# [AIM OF THE TASK]
Quote, without change, all of the lines that follow.

# [MATERIALS PROVIDED]
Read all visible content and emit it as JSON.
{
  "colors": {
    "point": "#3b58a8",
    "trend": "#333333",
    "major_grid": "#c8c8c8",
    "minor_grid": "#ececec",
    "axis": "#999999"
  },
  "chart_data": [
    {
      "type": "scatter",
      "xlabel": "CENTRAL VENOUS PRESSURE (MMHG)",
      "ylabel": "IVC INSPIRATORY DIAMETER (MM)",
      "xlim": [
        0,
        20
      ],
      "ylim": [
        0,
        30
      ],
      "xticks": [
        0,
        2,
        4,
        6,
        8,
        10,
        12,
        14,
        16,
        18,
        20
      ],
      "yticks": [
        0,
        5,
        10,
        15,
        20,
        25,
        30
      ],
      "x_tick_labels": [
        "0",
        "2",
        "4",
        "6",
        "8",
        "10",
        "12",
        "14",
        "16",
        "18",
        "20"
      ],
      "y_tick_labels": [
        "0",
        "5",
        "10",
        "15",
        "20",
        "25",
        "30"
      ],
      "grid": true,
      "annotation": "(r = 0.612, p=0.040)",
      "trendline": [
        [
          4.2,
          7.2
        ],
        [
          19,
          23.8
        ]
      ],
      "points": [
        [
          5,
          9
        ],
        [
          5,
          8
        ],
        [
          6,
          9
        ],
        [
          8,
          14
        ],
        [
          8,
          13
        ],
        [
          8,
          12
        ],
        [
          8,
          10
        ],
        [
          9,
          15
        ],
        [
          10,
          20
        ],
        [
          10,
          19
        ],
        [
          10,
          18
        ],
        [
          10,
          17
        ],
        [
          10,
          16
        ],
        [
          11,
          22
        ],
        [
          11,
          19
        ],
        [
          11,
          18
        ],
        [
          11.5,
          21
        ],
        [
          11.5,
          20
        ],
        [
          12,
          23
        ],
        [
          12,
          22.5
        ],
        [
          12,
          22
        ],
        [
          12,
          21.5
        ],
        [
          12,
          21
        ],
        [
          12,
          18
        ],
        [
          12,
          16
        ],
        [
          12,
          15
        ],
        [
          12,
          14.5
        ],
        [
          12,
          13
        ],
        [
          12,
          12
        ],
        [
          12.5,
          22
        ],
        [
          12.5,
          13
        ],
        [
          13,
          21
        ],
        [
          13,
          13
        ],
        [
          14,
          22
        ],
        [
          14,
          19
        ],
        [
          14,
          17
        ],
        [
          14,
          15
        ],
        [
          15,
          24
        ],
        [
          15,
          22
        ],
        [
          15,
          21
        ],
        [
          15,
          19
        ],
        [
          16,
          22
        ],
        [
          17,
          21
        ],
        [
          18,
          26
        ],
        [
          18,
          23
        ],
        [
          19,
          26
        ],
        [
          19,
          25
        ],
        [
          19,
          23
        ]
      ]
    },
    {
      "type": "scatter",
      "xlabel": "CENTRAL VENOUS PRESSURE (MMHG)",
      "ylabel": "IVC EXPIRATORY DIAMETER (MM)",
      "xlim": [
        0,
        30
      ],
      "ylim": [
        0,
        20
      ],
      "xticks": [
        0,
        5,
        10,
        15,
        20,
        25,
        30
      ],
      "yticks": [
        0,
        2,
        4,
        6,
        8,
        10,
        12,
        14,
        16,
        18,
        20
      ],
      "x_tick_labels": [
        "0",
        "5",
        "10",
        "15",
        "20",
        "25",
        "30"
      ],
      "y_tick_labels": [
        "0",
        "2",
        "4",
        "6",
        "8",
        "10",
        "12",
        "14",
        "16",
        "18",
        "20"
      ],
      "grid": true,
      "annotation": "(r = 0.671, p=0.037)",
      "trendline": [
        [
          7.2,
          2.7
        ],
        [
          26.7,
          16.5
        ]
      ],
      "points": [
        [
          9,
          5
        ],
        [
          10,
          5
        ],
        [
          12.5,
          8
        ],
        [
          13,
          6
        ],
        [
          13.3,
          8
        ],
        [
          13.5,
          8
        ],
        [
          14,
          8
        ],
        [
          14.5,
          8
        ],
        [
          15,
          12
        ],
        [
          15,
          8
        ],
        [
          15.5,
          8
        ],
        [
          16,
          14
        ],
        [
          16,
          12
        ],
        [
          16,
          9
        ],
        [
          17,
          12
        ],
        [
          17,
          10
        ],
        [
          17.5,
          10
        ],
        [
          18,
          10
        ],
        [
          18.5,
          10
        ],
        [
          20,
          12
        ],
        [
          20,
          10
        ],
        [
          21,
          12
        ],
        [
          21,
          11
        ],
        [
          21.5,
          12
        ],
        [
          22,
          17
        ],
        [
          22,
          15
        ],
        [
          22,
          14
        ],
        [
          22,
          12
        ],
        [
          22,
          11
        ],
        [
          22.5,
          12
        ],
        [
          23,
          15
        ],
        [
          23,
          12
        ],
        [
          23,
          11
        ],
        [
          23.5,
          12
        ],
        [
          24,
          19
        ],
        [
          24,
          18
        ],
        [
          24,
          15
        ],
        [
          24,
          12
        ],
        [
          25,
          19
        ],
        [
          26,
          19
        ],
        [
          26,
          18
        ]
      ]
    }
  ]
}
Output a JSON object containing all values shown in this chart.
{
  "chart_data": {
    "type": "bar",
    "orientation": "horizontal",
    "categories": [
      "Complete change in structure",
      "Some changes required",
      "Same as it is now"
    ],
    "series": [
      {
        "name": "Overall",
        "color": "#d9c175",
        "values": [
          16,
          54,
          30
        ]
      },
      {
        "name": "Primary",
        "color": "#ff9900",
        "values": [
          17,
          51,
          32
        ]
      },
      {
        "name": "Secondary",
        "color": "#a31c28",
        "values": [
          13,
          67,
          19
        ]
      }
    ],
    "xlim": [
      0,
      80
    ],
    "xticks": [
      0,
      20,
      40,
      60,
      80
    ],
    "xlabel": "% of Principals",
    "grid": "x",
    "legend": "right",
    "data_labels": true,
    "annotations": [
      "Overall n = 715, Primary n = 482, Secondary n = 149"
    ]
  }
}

# [TASK ANSWER]
Read all visible content and emit it as JSON.
{
  "colors": {
    "point": "#3b58a8",
    "trend": "#333333",
    "major_grid": "#c8c8c8",
    "minor_grid": "#ececec",
    "axis": "#999999"
  },
  "chart_data": [
    {
      "type": "scatter",
      "xlabel": "CENTRAL VENOUS PRESSURE (MMHG)",
      "ylabel": "IVC INSPIRATORY DIAMETER (MM)",
      "xlim": [
        0,
        20
      ],
      "ylim": [
        0,
        30
      ],
      "xticks": [
        0,
        2,
        4,
        6,
        8,
        10,
        12,
        14,
        16,
        18,
        20
      ],
      "yticks": [
        0,
        5,
        10,
        15,
        20,
        25,
        30
      ],
      "x_tick_labels": [
        "0",
        "2",
        "4",
        "6",
        "8",
        "10",
        "12",
        "14",
        "16",
        "18",
        "20"
      ],
      "y_tick_labels": [
        "0",
        "5",
        "10",
        "15",
        "20",
        "25",
        "30"
      ],
      "grid": true,
      "annotation": "(r = 0.612, p=0.040)",
      "trendline": [
        [
          4.2,
          7.2
        ],
        [
          19,
          23.8
        ]
      ],
      "points": [
        [
          5,
          9
        ],
        [
          5,
          8
        ],
        [
          6,
          9
        ],
        [
          8,
          14
        ],
        [
          8,
          13
        ],
        [
          8,
          12
        ],
        [
          8,
          10
        ],
        [
          9,
          15
        ],
        [
          10,
          20
        ],
        [
          10,
          19
        ],
        [
          10,
          18
        ],
        [
          10,
          17
        ],
        [
          10,
          16
        ],
        [
          11,
          22
        ],
        [
          11,
          19
        ],
        [
          11,
          18
        ],
        [
          11.5,
          21
        ],
        [
          11.5,
          20
        ],
        [
          12,
          23
        ],
        [
          12,
          22.5
        ],
        [
          12,
          22
        ],
        [
          12,
          21.5
        ],
        [
          12,
          21
        ],
        [
          12,
          18
        ],
        [
          12,
          16
        ],
        [
          12,
          15
        ],
        [
          12,
          14.5
        ],
        [
          12,
          13
        ],
        [
          12,
          12
        ],
        [
          12.5,
          22
        ],
        [
          12.5,
          13
        ],
        [
          13,
          21
        ],
        [
          13,
          13
        ],
        [
          14,
          22
        ],
        [
          14,
          19
        ],
        [
          14,
          17
        ],
        [
          14,
          15
        ],
        [
          15,
          24
        ],
        [
          15,
          22
        ],
        [
          15,
          21
        ],
        [
          15,
          19
        ],
        [
          16,
          22
        ],
        [
          17,
          21
        ],
        [
          18,
          26
        ],
        [
          18,
          23
        ],
        [
          19,
          26
        ],
        [
          19,
          25
        ],
        [
          19,
          23
        ]
      ]
    },
    {
      "type": "scatter",
      "xlabel": "CENTRAL VENOUS PRESSURE (MMHG)",
      "ylabel": "IVC EXPIRATORY DIAMETER (MM)",
      "xlim": [
        0,
        30
      ],
      "ylim": [
        0,
        20
      ],
      "xticks": [
        0,
        5,
        10,
        15,
        20,
        25,
        30
      ],
      "yticks": [
        0,
        2,
        4,
        6,
        8,
        10,
        12,
        14,
        16,
        18,
        20
      ],
      "x_tick_labels": [
        "0",
        "5",
        "10",
        "15",
        "20",
        "25",
        "30"
      ],
      "y_tick_labels": [
        "0",
        "2",
        "4",
        "6",
        "8",
        "10",
        "12",
        "14",
        "16",
        "18",
        "20"
      ],
      "grid": true,
      "annotation": "(r = 0.671, p=0.037)",
      "trendline": [
        [
          7.2,
          2.7
        ],
        [
          26.7,
          16.5
        ]
      ],
      "points": [
        [
          9,
          5
        ],
        [
          10,
          5
        ],
        [
          12.5,
          8
        ],
        [
          13,
          6
        ],
        [
          13.3,
          8
        ],
        [
          13.5,
          8
        ],
        [
          14,
          8
        ],
        [
          14.5,
          8
        ],
        [
          15,
          12
        ],
        [
          15,
          8
        ],
        [
          15.5,
          8
        ],
        [
          16,
          14
        ],
        [
          16,
          12
        ],
        [
          16,
          9
        ],
        [
          17,
          12
        ],
        [
          17,
          10
        ],
        [
          17.5,
          10
        ],
        [
          18,
          10
        ],
        [
          18.5,
          10
        ],
        [
          20,
          12
        ],
        [
          20,
          10
        ],
        [
          21,
          12
        ],
        [
          21,
          11
        ],
        [
          21.5,
          12
        ],
        [
          22,
          17
        ],
        [
          22,
          15
        ],
        [
          22,
          14
        ],
        [
          22,
          12
        ],
        [
          22,
          11
        ],
        [
          22.5,
          12
        ],
        [
          23,
          15
        ],
        [
          23,
          12
        ],
        [
          23,
          11
        ],
        [
          23.5,
          12
        ],
        [
          24,
          19
        ],
        [
          24,
          18
        ],
        [
          24,
          15
        ],
        [
          24,
          12
        ],
        [
          25,
          19
        ],
        [
          26,
          19
        ],
        [
          26,
          18
        ]
      ]
    }
  ]
}
Output a JSON object containing all values shown in this chart.
{
  "chart_data": {
    "type": "bar",
    "orientation": "horizontal",
    "categories": [
      "Complete change in structure",
      "Some changes required",
      "Same as it is now"
    ],
    "series": [
      {
        "name": "Overall",
        "color": "#d9c175",
        "values": [
          16,
          54,
          30
        ]
      },
      {
        "name": "Primary",
        "color": "#ff9900",
        "values": [
          17,
          51,
          32
        ]
      },
      {
        "name": "Secondary",
        "color": "#a31c28",
        "values": [
          13,
          67,
          19
        ]
      }
    ],
    "xlim": [
      0,
      80
    ],
    "xticks": [
      0,
      20,
      40,
      60,
      80
    ],
    "xlabel": "% of Principals",
    "grid": "x",
    "legend": "right",
    "data_labels": true,
    "annotations": [
      "Overall n = 715, Primary n = 482, Secondary n = 149"
    ]
  }
}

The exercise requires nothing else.